* Directive
From the listing below, extract each line containing the string "label".

* Extracted data

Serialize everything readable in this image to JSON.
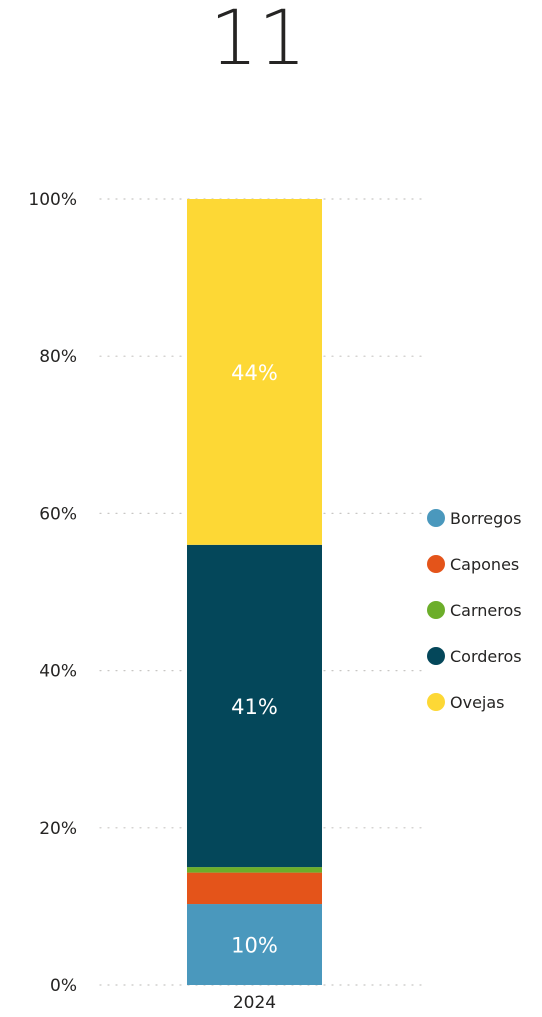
{
  "card": {
    "value": "11"
  },
  "chart_data": {
    "type": "bar",
    "stacked": true,
    "percent": true,
    "categories": [
      "2024"
    ],
    "series": [
      {
        "name": "Borregos",
        "values": [
          10.3
        ],
        "color": "#4A98BD",
        "label": "10%"
      },
      {
        "name": "Capones",
        "values": [
          4.0
        ],
        "color": "#E4541A",
        "label": ""
      },
      {
        "name": "Carneros",
        "values": [
          0.7
        ],
        "color": "#6CAE2A",
        "label": ""
      },
      {
        "name": "Corderos",
        "values": [
          41.0
        ],
        "color": "#04475A",
        "label": "41%"
      },
      {
        "name": "Ovejas",
        "values": [
          44.0
        ],
        "color": "#FDD835",
        "label": "44%"
      }
    ],
    "y_ticks": [
      "0%",
      "20%",
      "40%",
      "60%",
      "80%",
      "100%"
    ],
    "ylim": [
      0,
      100
    ],
    "grid": true,
    "legend_position": "right"
  }
}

* Complete response
        "label": "10%"
        "label": ""
        "label": ""
        "label": "41%"
        "label": "44%"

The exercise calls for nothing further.